▸ WHAT YOU ARE ASKED TO DO: Write out the data again in full, exactly as it reads.

▸ INPUT FOR THIS TASK:
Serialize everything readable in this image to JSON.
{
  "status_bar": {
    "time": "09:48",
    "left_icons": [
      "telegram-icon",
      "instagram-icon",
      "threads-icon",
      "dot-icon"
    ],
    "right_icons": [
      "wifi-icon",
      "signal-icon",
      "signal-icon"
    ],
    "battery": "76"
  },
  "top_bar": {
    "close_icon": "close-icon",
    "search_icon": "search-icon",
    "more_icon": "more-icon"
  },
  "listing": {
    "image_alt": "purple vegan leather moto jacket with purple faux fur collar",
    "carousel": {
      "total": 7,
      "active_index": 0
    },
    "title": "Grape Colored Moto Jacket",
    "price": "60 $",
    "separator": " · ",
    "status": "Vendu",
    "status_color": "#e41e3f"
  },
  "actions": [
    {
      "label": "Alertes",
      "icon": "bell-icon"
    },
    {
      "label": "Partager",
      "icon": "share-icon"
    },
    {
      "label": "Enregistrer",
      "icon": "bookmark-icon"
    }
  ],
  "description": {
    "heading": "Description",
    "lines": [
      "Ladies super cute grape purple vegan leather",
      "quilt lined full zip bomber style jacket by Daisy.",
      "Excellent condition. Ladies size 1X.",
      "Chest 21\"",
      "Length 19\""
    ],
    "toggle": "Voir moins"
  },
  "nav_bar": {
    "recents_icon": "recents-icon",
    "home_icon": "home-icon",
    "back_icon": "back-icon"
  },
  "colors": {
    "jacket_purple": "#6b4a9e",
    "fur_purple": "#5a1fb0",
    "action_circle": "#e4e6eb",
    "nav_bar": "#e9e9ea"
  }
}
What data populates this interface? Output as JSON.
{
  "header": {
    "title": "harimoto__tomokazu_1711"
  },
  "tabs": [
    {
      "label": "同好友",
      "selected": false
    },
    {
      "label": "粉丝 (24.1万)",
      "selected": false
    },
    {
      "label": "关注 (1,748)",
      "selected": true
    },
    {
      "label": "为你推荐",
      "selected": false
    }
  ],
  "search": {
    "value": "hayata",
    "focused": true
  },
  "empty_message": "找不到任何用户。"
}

▸ RESULT OF THIS TASK:
Serialize everything readable in this image to JSON.
{
  "status_bar": {
    "time": "09:48",
    "left_icons": [
      "telegram-icon",
      "instagram-icon",
      "threads-icon",
      "dot-icon"
    ],
    "right_icons": [
      "wifi-icon",
      "signal-icon",
      "signal-icon"
    ],
    "battery": "76"
  },
  "top_bar": {
    "close_icon": "close-icon",
    "search_icon": "search-icon",
    "more_icon": "more-icon"
  },
  "listing": {
    "image_alt": "purple vegan leather moto jacket with purple faux fur collar",
    "carousel": {
      "total": 7,
      "active_index": 0
    },
    "title": "Grape Colored Moto Jacket",
    "price": "60 $",
    "separator": " · ",
    "status": "Vendu",
    "status_color": "#e41e3f"
  },
  "actions": [
    {
      "label": "Alertes",
      "icon": "bell-icon"
    },
    {
      "label": "Partager",
      "icon": "share-icon"
    },
    {
      "label": "Enregistrer",
      "icon": "bookmark-icon"
    }
  ],
  "description": {
    "heading": "Description",
    "lines": [
      "Ladies super cute grape purple vegan leather",
      "quilt lined full zip bomber style jacket by Daisy.",
      "Excellent condition. Ladies size 1X.",
      "Chest 21\"",
      "Length 19\""
    ],
    "toggle": "Voir moins"
  },
  "nav_bar": {
    "recents_icon": "recents-icon",
    "home_icon": "home-icon",
    "back_icon": "back-icon"
  },
  "colors": {
    "jacket_purple": "#6b4a9e",
    "fur_purple": "#5a1fb0",
    "action_circle": "#e4e6eb",
    "nav_bar": "#e9e9ea"
  }
}
What data populates this interface? Output as JSON.
{
  "header": {
    "title": "harimoto__tomokazu_1711"
  },
  "tabs": [
    {
      "label": "同好友",
      "selected": false
    },
    {
      "label": "粉丝 (24.1万)",
      "selected": false
    },
    {
      "label": "关注 (1,748)",
      "selected": true
    },
    {
      "label": "为你推荐",
      "selected": false
    }
  ],
  "search": {
    "value": "hayata",
    "focused": true
  },
  "empty_message": "找不到任何用户。"
}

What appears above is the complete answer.